Your task
The records below are to be repeated in full, exactly as they are.

══════════════════════════════

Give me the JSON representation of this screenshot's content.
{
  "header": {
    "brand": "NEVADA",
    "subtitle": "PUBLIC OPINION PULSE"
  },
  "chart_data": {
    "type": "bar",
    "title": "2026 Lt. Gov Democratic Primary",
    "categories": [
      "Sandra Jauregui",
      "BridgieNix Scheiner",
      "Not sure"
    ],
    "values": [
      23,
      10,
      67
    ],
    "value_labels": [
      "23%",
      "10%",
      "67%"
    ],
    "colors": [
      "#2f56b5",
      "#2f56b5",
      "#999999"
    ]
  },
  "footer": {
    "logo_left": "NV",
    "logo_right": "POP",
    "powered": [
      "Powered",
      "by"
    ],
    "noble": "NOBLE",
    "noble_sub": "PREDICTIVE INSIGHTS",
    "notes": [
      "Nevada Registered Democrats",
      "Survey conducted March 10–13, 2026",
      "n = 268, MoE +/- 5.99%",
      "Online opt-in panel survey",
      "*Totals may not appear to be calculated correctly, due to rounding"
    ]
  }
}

══════════════════════════════

The answer
Give me the JSON representation of this screenshot's content.
{
  "header": {
    "brand": "NEVADA",
    "subtitle": "PUBLIC OPINION PULSE"
  },
  "chart_data": {
    "type": "bar",
    "title": "2026 Lt. Gov Democratic Primary",
    "categories": [
      "Sandra Jauregui",
      "BridgieNix Scheiner",
      "Not sure"
    ],
    "values": [
      23,
      10,
      67
    ],
    "value_labels": [
      "23%",
      "10%",
      "67%"
    ],
    "colors": [
      "#2f56b5",
      "#2f56b5",
      "#999999"
    ]
  },
  "footer": {
    "logo_left": "NV",
    "logo_right": "POP",
    "powered": [
      "Powered",
      "by"
    ],
    "noble": "NOBLE",
    "noble_sub": "PREDICTIVE INSIGHTS",
    "notes": [
      "Nevada Registered Democrats",
      "Survey conducted March 10–13, 2026",
      "n = 268, MoE +/- 5.99%",
      "Online opt-in panel survey",
      "*Totals may not appear to be calculated correctly, due to rounding"
    ]
  }
}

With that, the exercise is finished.